OBJECTIVE:
Repeat every record below exactly as written.

>> START

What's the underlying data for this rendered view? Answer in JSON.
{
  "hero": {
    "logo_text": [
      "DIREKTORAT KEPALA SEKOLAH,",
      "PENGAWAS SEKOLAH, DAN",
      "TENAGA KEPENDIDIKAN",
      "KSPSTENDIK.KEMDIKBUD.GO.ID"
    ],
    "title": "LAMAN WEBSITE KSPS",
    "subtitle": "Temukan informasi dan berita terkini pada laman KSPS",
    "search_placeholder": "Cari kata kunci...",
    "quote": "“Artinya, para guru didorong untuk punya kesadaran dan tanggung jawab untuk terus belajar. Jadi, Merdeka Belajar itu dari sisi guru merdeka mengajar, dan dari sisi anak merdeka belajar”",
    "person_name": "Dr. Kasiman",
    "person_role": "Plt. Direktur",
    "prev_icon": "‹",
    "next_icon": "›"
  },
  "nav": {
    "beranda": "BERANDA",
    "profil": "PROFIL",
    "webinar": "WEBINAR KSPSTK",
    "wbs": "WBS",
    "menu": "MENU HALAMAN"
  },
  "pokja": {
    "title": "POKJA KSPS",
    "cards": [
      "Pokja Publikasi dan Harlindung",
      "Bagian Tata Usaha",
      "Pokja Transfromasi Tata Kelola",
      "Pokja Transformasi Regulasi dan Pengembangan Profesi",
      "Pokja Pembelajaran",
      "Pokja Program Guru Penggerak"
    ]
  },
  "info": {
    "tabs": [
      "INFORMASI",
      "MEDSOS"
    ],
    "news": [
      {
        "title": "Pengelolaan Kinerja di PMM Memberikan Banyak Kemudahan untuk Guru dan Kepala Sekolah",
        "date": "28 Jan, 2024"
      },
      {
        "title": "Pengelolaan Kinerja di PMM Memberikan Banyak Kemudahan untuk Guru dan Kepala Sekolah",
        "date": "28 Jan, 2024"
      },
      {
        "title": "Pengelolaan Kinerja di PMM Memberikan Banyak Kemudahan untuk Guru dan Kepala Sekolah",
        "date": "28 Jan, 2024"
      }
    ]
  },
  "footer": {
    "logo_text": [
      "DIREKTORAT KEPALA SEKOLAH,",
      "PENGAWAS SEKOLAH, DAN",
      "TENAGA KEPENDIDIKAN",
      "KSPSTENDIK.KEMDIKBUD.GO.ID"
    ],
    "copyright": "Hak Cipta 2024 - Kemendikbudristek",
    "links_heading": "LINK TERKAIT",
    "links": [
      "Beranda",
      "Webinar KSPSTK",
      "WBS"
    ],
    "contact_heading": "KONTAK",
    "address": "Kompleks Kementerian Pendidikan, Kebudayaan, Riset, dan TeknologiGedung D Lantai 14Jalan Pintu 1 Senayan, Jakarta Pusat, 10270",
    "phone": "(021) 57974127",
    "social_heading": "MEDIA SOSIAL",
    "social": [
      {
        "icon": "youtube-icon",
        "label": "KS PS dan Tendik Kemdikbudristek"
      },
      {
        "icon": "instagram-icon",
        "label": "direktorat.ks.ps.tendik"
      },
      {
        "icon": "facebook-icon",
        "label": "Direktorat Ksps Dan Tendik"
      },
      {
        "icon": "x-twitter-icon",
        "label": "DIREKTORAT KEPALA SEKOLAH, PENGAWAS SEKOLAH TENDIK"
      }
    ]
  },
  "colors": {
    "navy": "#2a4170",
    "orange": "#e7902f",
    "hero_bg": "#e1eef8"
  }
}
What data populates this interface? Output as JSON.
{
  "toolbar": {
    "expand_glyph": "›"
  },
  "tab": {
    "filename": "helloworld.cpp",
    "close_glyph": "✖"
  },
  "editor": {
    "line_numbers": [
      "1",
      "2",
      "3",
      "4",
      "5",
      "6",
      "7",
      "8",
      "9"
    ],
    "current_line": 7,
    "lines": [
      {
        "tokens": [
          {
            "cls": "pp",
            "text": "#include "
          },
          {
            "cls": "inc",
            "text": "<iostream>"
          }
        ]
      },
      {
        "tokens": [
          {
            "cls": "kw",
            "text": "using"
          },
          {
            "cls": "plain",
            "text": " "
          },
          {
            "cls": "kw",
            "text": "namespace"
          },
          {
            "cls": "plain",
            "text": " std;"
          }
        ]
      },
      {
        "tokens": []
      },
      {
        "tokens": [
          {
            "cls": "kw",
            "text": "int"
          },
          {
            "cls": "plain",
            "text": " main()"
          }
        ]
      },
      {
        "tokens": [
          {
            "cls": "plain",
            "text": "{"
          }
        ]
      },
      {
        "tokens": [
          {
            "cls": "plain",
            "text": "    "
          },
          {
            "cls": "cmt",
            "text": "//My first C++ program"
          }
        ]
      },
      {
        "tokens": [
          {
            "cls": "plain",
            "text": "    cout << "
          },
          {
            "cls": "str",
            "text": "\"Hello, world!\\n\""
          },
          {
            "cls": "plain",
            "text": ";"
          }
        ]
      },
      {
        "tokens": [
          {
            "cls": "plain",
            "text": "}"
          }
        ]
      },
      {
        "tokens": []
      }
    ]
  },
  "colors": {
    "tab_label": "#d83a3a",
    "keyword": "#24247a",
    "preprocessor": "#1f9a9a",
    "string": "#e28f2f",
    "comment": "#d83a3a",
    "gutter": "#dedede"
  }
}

>> END

COMPLETE OUTPUT:
What's the underlying data for this rendered view? Answer in JSON.
{
  "hero": {
    "logo_text": [
      "DIREKTORAT KEPALA SEKOLAH,",
      "PENGAWAS SEKOLAH, DAN",
      "TENAGA KEPENDIDIKAN",
      "KSPSTENDIK.KEMDIKBUD.GO.ID"
    ],
    "title": "LAMAN WEBSITE KSPS",
    "subtitle": "Temukan informasi dan berita terkini pada laman KSPS",
    "search_placeholder": "Cari kata kunci...",
    "quote": "“Artinya, para guru didorong untuk punya kesadaran dan tanggung jawab untuk terus belajar. Jadi, Merdeka Belajar itu dari sisi guru merdeka mengajar, dan dari sisi anak merdeka belajar”",
    "person_name": "Dr. Kasiman",
    "person_role": "Plt. Direktur",
    "prev_icon": "‹",
    "next_icon": "›"
  },
  "nav": {
    "beranda": "BERANDA",
    "profil": "PROFIL",
    "webinar": "WEBINAR KSPSTK",
    "wbs": "WBS",
    "menu": "MENU HALAMAN"
  },
  "pokja": {
    "title": "POKJA KSPS",
    "cards": [
      "Pokja Publikasi dan Harlindung",
      "Bagian Tata Usaha",
      "Pokja Transfromasi Tata Kelola",
      "Pokja Transformasi Regulasi dan Pengembangan Profesi",
      "Pokja Pembelajaran",
      "Pokja Program Guru Penggerak"
    ]
  },
  "info": {
    "tabs": [
      "INFORMASI",
      "MEDSOS"
    ],
    "news": [
      {
        "title": "Pengelolaan Kinerja di PMM Memberikan Banyak Kemudahan untuk Guru dan Kepala Sekolah",
        "date": "28 Jan, 2024"
      },
      {
        "title": "Pengelolaan Kinerja di PMM Memberikan Banyak Kemudahan untuk Guru dan Kepala Sekolah",
        "date": "28 Jan, 2024"
      },
      {
        "title": "Pengelolaan Kinerja di PMM Memberikan Banyak Kemudahan untuk Guru dan Kepala Sekolah",
        "date": "28 Jan, 2024"
      }
    ]
  },
  "footer": {
    "logo_text": [
      "DIREKTORAT KEPALA SEKOLAH,",
      "PENGAWAS SEKOLAH, DAN",
      "TENAGA KEPENDIDIKAN",
      "KSPSTENDIK.KEMDIKBUD.GO.ID"
    ],
    "copyright": "Hak Cipta 2024 - Kemendikbudristek",
    "links_heading": "LINK TERKAIT",
    "links": [
      "Beranda",
      "Webinar KSPSTK",
      "WBS"
    ],
    "contact_heading": "KONTAK",
    "address": "Kompleks Kementerian Pendidikan, Kebudayaan, Riset, dan TeknologiGedung D Lantai 14Jalan Pintu 1 Senayan, Jakarta Pusat, 10270",
    "phone": "(021) 57974127",
    "social_heading": "MEDIA SOSIAL",
    "social": [
      {
        "icon": "youtube-icon",
        "label": "KS PS dan Tendik Kemdikbudristek"
      },
      {
        "icon": "instagram-icon",
        "label": "direktorat.ks.ps.tendik"
      },
      {
        "icon": "facebook-icon",
        "label": "Direktorat Ksps Dan Tendik"
      },
      {
        "icon": "x-twitter-icon",
        "label": "DIREKTORAT KEPALA SEKOLAH, PENGAWAS SEKOLAH TENDIK"
      }
    ]
  },
  "colors": {
    "navy": "#2a4170",
    "orange": "#e7902f",
    "hero_bg": "#e1eef8"
  }
}
What data populates this interface? Output as JSON.
{
  "toolbar": {
    "expand_glyph": "›"
  },
  "tab": {
    "filename": "helloworld.cpp",
    "close_glyph": "✖"
  },
  "editor": {
    "line_numbers": [
      "1",
      "2",
      "3",
      "4",
      "5",
      "6",
      "7",
      "8",
      "9"
    ],
    "current_line": 7,
    "lines": [
      {
        "tokens": [
          {
            "cls": "pp",
            "text": "#include "
          },
          {
            "cls": "inc",
            "text": "<iostream>"
          }
        ]
      },
      {
        "tokens": [
          {
            "cls": "kw",
            "text": "using"
          },
          {
            "cls": "plain",
            "text": " "
          },
          {
            "cls": "kw",
            "text": "namespace"
          },
          {
            "cls": "plain",
            "text": " std;"
          }
        ]
      },
      {
        "tokens": []
      },
      {
        "tokens": [
          {
            "cls": "kw",
            "text": "int"
          },
          {
            "cls": "plain",
            "text": " main()"
          }
        ]
      },
      {
        "tokens": [
          {
            "cls": "plain",
            "text": "{"
          }
        ]
      },
      {
        "tokens": [
          {
            "cls": "plain",
            "text": "    "
          },
          {
            "cls": "cmt",
            "text": "//My first C++ program"
          }
        ]
      },
      {
        "tokens": [
          {
            "cls": "plain",
            "text": "    cout << "
          },
          {
            "cls": "str",
            "text": "\"Hello, world!\\n\""
          },
          {
            "cls": "plain",
            "text": ";"
          }
        ]
      },
      {
        "tokens": [
          {
            "cls": "plain",
            "text": "}"
          }
        ]
      },
      {
        "tokens": []
      }
    ]
  },
  "colors": {
    "tab_label": "#d83a3a",
    "keyword": "#24247a",
    "preprocessor": "#1f9a9a",
    "string": "#e28f2f",
    "comment": "#d83a3a",
    "gutter": "#dedede"
  }
}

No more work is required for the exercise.